Your goal:
What lines in the following entries hold the word "phenotypes"? Copy each one.
Source data: Begin
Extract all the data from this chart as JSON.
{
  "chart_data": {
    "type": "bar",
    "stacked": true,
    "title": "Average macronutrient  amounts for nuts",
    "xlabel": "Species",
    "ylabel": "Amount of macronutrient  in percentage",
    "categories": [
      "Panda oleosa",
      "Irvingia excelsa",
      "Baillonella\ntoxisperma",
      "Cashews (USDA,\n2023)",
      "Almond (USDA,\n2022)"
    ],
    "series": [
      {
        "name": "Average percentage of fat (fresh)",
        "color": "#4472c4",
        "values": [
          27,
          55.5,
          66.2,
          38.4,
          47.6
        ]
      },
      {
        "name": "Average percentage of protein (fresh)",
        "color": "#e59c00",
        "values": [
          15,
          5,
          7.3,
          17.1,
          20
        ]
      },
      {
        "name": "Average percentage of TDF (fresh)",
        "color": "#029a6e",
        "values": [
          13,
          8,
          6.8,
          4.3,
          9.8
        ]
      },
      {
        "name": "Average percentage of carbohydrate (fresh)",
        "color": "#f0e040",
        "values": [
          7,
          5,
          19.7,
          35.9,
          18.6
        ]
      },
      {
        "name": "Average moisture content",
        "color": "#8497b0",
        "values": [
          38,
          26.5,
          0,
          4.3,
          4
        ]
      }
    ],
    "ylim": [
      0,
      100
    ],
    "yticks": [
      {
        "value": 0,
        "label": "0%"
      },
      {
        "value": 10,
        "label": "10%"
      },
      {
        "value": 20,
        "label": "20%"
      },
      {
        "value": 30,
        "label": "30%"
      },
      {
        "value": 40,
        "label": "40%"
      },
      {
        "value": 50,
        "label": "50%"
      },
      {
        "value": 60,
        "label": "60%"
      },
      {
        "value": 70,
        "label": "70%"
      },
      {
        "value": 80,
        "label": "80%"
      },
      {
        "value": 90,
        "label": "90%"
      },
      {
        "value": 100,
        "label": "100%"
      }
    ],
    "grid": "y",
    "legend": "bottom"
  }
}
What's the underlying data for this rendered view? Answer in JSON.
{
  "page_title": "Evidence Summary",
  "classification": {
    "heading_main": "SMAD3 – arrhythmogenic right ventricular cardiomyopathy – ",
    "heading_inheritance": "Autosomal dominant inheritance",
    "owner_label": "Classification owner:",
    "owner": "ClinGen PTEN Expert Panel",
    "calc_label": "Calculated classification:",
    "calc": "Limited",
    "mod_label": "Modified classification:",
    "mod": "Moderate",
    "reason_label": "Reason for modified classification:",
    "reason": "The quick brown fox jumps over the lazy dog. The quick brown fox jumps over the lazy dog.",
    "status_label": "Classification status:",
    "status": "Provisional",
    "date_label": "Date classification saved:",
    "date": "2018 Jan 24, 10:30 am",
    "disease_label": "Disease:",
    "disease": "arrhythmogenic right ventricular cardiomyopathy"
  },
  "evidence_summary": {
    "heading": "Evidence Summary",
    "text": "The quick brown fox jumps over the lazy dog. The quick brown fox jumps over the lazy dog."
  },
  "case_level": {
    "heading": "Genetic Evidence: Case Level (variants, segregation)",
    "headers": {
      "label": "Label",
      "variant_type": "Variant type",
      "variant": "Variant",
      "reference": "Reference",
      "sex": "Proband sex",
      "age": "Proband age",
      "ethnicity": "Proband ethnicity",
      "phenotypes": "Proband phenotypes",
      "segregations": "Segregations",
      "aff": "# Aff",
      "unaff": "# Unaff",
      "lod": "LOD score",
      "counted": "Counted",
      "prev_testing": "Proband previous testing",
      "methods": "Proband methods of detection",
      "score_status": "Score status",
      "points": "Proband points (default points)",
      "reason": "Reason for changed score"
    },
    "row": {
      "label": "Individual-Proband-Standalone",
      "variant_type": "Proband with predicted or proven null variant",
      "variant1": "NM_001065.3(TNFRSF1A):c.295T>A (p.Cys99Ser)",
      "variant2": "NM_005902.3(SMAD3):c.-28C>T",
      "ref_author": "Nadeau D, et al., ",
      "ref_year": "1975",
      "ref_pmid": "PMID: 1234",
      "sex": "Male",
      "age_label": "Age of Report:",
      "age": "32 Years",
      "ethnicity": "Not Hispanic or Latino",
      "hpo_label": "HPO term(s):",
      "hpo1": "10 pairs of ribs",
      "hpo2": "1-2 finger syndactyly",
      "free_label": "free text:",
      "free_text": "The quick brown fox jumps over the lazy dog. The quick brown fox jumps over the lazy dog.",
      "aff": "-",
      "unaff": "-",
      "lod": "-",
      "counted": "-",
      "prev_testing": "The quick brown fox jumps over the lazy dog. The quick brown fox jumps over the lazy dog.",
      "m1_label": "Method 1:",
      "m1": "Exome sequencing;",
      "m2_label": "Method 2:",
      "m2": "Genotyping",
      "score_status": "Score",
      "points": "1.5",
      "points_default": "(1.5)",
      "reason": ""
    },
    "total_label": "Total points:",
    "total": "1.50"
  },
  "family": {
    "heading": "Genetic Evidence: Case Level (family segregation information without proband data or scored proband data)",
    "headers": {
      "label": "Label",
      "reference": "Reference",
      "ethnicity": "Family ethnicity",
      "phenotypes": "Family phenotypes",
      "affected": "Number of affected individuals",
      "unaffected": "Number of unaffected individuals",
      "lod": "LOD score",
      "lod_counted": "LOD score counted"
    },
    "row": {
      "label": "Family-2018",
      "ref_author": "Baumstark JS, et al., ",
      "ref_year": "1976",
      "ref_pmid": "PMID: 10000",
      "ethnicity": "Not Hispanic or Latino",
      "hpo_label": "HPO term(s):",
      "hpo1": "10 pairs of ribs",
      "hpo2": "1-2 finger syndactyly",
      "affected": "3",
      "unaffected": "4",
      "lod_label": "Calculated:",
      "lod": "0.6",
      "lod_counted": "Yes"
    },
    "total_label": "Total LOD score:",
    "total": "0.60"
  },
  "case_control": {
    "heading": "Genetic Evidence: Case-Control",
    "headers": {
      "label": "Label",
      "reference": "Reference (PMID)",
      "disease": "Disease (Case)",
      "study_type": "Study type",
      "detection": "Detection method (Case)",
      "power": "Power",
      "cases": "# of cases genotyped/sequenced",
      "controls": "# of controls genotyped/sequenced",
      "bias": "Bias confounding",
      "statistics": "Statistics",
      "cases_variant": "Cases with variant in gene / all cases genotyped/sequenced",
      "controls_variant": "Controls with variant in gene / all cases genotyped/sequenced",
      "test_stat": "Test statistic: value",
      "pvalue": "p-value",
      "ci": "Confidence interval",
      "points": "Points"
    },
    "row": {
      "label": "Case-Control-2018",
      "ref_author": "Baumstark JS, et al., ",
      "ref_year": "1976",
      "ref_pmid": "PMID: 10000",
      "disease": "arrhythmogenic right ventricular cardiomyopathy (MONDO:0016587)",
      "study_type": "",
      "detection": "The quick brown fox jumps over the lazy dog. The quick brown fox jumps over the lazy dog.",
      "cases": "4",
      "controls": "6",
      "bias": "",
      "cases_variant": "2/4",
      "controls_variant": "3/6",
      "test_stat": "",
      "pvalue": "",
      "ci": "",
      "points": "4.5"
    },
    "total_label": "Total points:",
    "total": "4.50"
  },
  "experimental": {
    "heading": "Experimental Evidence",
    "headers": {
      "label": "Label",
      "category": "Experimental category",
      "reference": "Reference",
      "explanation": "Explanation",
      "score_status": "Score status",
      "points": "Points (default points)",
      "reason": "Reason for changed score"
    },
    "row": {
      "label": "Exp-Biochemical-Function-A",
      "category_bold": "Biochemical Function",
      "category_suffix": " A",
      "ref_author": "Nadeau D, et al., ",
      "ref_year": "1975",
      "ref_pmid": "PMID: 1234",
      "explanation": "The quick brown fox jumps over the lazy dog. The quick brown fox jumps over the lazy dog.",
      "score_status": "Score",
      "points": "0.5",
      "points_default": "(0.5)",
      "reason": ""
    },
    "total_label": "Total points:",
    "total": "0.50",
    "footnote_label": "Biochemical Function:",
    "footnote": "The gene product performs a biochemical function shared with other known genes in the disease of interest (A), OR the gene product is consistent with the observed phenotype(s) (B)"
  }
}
Source data: End
Result:
      "phenotypes": "Proband phenotypes",
      "phenotypes": "Family phenotypes",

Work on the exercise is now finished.